Exercise aim
Each line of the material below that holds the word "type" needs to be copied.

....................

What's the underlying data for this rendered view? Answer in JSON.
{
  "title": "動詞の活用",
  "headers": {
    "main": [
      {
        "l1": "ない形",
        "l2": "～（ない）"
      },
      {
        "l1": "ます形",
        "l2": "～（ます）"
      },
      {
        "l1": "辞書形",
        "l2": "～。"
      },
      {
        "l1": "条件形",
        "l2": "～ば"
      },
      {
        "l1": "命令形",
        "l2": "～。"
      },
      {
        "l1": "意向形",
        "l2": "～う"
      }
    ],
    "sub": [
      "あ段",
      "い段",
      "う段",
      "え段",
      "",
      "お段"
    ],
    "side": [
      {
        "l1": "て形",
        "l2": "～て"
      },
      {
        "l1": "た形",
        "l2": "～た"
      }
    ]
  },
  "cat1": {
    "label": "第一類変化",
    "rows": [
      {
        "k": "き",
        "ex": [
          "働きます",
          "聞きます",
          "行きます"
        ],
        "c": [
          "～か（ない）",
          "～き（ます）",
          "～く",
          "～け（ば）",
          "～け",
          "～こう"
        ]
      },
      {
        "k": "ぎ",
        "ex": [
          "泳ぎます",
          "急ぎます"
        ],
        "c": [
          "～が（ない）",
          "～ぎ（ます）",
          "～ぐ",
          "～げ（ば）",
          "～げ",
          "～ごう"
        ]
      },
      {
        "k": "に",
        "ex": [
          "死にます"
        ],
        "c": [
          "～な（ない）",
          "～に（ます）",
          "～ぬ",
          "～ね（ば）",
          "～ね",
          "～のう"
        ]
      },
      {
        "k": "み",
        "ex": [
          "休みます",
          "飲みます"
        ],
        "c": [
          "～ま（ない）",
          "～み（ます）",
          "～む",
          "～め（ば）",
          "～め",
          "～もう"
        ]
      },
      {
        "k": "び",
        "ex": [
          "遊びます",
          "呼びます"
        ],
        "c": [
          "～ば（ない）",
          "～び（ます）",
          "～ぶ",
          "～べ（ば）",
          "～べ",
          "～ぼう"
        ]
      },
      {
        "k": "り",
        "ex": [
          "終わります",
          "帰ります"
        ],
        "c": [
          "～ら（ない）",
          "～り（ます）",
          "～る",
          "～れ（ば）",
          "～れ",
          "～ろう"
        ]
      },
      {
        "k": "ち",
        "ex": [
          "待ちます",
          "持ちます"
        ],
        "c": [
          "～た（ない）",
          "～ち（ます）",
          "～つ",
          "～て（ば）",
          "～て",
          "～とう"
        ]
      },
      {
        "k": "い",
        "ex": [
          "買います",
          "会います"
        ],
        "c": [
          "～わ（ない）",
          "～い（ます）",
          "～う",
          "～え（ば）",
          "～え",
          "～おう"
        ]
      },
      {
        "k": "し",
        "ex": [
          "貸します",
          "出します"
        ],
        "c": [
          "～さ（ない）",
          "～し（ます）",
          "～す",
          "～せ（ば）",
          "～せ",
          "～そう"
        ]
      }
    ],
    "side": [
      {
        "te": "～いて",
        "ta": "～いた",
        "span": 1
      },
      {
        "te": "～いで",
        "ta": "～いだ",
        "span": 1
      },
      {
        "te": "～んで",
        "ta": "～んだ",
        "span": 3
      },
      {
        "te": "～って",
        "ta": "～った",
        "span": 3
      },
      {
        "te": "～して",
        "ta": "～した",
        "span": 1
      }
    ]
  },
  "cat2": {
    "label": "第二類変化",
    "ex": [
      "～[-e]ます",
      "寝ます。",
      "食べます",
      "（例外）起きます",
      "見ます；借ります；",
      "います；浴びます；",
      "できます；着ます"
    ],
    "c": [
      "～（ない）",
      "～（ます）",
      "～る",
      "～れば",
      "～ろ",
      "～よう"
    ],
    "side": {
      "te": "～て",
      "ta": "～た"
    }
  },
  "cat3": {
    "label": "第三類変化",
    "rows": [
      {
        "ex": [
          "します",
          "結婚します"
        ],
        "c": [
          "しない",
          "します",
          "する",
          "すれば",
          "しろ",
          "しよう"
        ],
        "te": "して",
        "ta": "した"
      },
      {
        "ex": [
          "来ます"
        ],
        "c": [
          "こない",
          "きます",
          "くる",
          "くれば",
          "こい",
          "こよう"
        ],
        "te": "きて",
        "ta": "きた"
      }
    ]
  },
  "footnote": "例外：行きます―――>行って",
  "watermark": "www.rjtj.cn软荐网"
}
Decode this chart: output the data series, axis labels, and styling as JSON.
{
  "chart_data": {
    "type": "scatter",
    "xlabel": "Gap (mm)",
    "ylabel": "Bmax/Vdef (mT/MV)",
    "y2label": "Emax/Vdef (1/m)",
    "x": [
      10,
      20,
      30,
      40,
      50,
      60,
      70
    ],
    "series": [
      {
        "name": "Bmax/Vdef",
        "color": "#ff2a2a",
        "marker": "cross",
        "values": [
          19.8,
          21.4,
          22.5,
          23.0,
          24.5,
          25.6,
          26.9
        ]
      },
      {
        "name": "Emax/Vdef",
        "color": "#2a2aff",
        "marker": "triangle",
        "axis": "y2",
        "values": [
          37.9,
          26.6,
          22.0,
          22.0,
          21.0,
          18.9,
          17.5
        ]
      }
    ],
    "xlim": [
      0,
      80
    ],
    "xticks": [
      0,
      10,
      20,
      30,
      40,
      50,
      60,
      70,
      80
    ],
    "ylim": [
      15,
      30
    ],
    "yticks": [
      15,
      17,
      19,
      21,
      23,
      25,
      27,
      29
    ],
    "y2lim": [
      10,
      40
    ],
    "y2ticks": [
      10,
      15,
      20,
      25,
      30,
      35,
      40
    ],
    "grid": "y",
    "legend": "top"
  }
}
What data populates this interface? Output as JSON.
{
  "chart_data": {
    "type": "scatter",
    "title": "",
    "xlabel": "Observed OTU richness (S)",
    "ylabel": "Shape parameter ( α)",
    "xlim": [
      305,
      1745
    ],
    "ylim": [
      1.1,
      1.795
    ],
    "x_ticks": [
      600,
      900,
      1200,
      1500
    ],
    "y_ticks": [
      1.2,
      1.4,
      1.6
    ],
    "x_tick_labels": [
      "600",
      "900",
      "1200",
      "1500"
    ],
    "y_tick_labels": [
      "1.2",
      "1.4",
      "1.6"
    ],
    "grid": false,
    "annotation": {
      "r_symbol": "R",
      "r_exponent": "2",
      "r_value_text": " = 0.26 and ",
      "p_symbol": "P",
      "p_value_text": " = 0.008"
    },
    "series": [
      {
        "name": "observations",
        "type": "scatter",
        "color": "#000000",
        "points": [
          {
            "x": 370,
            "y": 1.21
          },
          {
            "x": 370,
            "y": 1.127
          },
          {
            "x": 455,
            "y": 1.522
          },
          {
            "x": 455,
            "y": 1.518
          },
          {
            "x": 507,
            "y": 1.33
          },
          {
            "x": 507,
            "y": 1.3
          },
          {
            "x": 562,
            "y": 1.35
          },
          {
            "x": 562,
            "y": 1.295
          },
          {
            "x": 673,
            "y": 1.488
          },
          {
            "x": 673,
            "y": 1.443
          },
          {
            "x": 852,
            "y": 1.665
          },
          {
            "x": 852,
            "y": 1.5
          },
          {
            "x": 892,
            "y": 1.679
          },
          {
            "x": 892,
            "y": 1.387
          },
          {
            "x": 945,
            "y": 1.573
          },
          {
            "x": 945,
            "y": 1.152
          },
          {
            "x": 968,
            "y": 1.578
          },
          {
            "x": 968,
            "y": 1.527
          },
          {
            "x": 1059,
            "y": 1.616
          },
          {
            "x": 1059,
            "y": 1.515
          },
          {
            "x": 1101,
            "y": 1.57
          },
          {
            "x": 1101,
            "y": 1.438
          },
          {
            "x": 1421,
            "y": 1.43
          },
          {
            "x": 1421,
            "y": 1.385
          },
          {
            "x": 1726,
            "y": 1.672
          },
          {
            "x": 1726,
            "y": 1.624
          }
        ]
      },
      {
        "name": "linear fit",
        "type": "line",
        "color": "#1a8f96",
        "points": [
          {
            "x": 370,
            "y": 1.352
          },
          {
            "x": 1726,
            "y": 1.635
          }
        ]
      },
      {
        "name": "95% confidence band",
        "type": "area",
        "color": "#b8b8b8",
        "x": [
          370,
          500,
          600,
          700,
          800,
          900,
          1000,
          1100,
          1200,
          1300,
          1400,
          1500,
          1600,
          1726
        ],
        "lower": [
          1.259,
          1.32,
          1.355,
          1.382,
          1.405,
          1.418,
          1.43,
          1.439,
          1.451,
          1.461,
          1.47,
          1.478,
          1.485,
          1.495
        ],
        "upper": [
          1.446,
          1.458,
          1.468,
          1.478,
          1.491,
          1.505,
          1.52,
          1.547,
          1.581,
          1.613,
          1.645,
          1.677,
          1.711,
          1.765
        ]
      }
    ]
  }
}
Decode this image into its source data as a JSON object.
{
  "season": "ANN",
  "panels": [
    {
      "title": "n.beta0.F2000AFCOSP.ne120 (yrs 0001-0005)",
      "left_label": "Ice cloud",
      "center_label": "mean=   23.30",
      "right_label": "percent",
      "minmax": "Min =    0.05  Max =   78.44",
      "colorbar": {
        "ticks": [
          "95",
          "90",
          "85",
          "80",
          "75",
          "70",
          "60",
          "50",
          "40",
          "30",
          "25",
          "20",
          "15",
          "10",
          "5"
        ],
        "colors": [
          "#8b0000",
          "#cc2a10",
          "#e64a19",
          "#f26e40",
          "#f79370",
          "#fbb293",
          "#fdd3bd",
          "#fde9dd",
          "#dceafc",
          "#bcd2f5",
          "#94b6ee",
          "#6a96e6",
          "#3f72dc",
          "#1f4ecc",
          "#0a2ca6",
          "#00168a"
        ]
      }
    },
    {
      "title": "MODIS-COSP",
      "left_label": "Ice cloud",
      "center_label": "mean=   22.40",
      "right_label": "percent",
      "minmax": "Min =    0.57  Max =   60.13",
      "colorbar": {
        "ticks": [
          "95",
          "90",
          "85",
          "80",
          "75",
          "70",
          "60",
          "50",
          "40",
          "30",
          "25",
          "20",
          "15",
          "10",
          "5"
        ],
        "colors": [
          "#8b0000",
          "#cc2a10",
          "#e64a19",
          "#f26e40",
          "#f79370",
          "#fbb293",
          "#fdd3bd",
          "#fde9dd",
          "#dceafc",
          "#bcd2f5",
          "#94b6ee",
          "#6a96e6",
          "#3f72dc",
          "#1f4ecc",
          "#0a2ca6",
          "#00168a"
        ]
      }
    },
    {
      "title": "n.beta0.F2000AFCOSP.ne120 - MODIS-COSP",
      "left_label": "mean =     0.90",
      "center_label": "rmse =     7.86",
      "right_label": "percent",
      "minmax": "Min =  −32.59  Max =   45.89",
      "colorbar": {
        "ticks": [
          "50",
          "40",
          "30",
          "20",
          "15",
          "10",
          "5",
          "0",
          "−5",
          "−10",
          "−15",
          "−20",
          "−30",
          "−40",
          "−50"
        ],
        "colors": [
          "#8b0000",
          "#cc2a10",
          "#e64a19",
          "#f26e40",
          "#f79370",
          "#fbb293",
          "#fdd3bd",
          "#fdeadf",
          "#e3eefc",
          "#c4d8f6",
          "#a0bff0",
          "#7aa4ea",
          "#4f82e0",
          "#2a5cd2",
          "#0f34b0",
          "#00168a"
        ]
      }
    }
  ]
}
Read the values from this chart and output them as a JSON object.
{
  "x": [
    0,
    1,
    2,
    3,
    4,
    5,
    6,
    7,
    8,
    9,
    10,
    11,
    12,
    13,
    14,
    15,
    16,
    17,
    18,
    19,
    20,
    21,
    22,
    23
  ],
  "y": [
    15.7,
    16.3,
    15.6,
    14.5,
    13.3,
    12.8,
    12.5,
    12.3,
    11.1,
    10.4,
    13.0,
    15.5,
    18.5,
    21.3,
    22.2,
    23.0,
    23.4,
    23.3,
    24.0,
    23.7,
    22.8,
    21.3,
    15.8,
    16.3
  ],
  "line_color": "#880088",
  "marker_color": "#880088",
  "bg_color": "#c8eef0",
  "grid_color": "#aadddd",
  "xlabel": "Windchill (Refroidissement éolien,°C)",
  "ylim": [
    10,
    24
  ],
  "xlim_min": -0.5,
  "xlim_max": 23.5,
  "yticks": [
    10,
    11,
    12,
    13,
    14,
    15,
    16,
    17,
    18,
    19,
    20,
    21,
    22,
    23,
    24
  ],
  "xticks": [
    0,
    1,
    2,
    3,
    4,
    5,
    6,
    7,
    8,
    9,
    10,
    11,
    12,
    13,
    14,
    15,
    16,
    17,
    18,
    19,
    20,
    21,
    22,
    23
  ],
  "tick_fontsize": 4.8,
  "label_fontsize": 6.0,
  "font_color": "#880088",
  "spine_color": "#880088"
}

....................

Output
    "type": "scatter",
    "type": "scatter",
        "type": "scatter",
        "type": "line",
        "type": "area",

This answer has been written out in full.